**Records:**
[start]
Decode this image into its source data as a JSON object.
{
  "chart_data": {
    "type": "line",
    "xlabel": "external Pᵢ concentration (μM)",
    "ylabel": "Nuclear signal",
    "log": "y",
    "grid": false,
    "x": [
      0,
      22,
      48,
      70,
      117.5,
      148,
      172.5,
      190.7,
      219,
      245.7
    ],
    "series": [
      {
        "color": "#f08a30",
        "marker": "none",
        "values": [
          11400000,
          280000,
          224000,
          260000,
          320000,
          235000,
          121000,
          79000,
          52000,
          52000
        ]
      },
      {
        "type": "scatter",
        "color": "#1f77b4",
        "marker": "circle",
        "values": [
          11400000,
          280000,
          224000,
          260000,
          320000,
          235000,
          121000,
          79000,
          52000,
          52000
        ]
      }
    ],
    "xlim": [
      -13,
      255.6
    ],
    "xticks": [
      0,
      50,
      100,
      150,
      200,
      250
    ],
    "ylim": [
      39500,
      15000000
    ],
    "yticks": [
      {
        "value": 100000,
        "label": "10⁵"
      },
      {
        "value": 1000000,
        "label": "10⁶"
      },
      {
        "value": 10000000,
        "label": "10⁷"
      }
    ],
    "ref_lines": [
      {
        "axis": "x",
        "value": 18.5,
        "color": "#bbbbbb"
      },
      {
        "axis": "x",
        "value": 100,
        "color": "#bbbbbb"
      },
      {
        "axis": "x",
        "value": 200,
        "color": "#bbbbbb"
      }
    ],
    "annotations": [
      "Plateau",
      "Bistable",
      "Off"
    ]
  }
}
[end]
Give the data again, exactly as it stands.

Decode this image into its source data as a JSON object.
{
  "chart_data": {
    "type": "line",
    "xlabel": "external Pᵢ concentration (μM)",
    "ylabel": "Nuclear signal",
    "log": "y",
    "grid": false,
    "x": [
      0,
      22,
      48,
      70,
      117.5,
      148,
      172.5,
      190.7,
      219,
      245.7
    ],
    "series": [
      {
        "color": "#f08a30",
        "marker": "none",
        "values": [
          11400000,
          280000,
          224000,
          260000,
          320000,
          235000,
          121000,
          79000,
          52000,
          52000
        ]
      },
      {
        "type": "scatter",
        "color": "#1f77b4",
        "marker": "circle",
        "values": [
          11400000,
          280000,
          224000,
          260000,
          320000,
          235000,
          121000,
          79000,
          52000,
          52000
        ]
      }
    ],
    "xlim": [
      -13,
      255.6
    ],
    "xticks": [
      0,
      50,
      100,
      150,
      200,
      250
    ],
    "ylim": [
      39500,
      15000000
    ],
    "yticks": [
      {
        "value": 100000,
        "label": "10⁵"
      },
      {
        "value": 1000000,
        "label": "10⁶"
      },
      {
        "value": 10000000,
        "label": "10⁷"
      }
    ],
    "ref_lines": [
      {
        "axis": "x",
        "value": 18.5,
        "color": "#bbbbbb"
      },
      {
        "axis": "x",
        "value": 100,
        "color": "#bbbbbb"
      },
      {
        "axis": "x",
        "value": 200,
        "color": "#bbbbbb"
      }
    ],
    "annotations": [
      "Plateau",
      "Bistable",
      "Off"
    ]
  }
}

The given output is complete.